■ Exercise brief
Output all records precisely as written.

■ Recorded information

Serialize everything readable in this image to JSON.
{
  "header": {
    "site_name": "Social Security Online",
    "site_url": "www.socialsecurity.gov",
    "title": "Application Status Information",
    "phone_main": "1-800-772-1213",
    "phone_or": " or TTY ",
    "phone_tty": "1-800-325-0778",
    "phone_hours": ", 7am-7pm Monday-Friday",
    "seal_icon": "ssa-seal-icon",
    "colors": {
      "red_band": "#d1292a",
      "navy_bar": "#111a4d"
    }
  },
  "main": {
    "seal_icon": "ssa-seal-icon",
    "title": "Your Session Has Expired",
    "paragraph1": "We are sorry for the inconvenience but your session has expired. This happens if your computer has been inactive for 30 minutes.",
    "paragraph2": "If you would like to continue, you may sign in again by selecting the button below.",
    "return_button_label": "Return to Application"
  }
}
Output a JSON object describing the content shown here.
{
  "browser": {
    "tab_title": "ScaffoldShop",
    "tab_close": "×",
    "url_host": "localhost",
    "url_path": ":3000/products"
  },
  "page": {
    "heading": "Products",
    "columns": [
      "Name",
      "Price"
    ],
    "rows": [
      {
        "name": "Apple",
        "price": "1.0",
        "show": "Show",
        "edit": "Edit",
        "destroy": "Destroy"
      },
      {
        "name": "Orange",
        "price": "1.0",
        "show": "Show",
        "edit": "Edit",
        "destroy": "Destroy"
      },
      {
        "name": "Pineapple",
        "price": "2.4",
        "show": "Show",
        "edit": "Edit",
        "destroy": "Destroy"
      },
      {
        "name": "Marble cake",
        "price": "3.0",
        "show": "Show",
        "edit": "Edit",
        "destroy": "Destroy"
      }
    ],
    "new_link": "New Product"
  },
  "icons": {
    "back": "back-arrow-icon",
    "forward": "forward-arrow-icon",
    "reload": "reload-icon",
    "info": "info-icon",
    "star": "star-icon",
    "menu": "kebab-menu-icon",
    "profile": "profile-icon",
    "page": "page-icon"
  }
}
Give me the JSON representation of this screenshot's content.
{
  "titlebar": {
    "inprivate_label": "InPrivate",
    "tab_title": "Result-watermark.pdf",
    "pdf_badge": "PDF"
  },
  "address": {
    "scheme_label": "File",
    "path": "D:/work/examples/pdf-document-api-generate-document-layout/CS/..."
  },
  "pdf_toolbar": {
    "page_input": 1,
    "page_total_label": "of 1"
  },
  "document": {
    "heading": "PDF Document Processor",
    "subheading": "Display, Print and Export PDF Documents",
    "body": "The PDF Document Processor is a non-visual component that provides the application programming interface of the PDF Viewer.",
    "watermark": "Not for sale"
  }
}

■ Answer to the problem
Serialize everything readable in this image to JSON.
{
  "header": {
    "site_name": "Social Security Online",
    "site_url": "www.socialsecurity.gov",
    "title": "Application Status Information",
    "phone_main": "1-800-772-1213",
    "phone_or": " or TTY ",
    "phone_tty": "1-800-325-0778",
    "phone_hours": ", 7am-7pm Monday-Friday",
    "seal_icon": "ssa-seal-icon",
    "colors": {
      "red_band": "#d1292a",
      "navy_bar": "#111a4d"
    }
  },
  "main": {
    "seal_icon": "ssa-seal-icon",
    "title": "Your Session Has Expired",
    "paragraph1": "We are sorry for the inconvenience but your session has expired. This happens if your computer has been inactive for 30 minutes.",
    "paragraph2": "If you would like to continue, you may sign in again by selecting the button below.",
    "return_button_label": "Return to Application"
  }
}
Output a JSON object describing the content shown here.
{
  "browser": {
    "tab_title": "ScaffoldShop",
    "tab_close": "×",
    "url_host": "localhost",
    "url_path": ":3000/products"
  },
  "page": {
    "heading": "Products",
    "columns": [
      "Name",
      "Price"
    ],
    "rows": [
      {
        "name": "Apple",
        "price": "1.0",
        "show": "Show",
        "edit": "Edit",
        "destroy": "Destroy"
      },
      {
        "name": "Orange",
        "price": "1.0",
        "show": "Show",
        "edit": "Edit",
        "destroy": "Destroy"
      },
      {
        "name": "Pineapple",
        "price": "2.4",
        "show": "Show",
        "edit": "Edit",
        "destroy": "Destroy"
      },
      {
        "name": "Marble cake",
        "price": "3.0",
        "show": "Show",
        "edit": "Edit",
        "destroy": "Destroy"
      }
    ],
    "new_link": "New Product"
  },
  "icons": {
    "back": "back-arrow-icon",
    "forward": "forward-arrow-icon",
    "reload": "reload-icon",
    "info": "info-icon",
    "star": "star-icon",
    "menu": "kebab-menu-icon",
    "profile": "profile-icon",
    "page": "page-icon"
  }
}
Give me the JSON representation of this screenshot's content.
{
  "titlebar": {
    "inprivate_label": "InPrivate",
    "tab_title": "Result-watermark.pdf",
    "pdf_badge": "PDF"
  },
  "address": {
    "scheme_label": "File",
    "path": "D:/work/examples/pdf-document-api-generate-document-layout/CS/..."
  },
  "pdf_toolbar": {
    "page_input": 1,
    "page_total_label": "of 1"
  },
  "document": {
    "heading": "PDF Document Processor",
    "subheading": "Display, Print and Export PDF Documents",
    "body": "The PDF Document Processor is a non-visual component that provides the application programming interface of the PDF Viewer.",
    "watermark": "Not for sale"
  }
}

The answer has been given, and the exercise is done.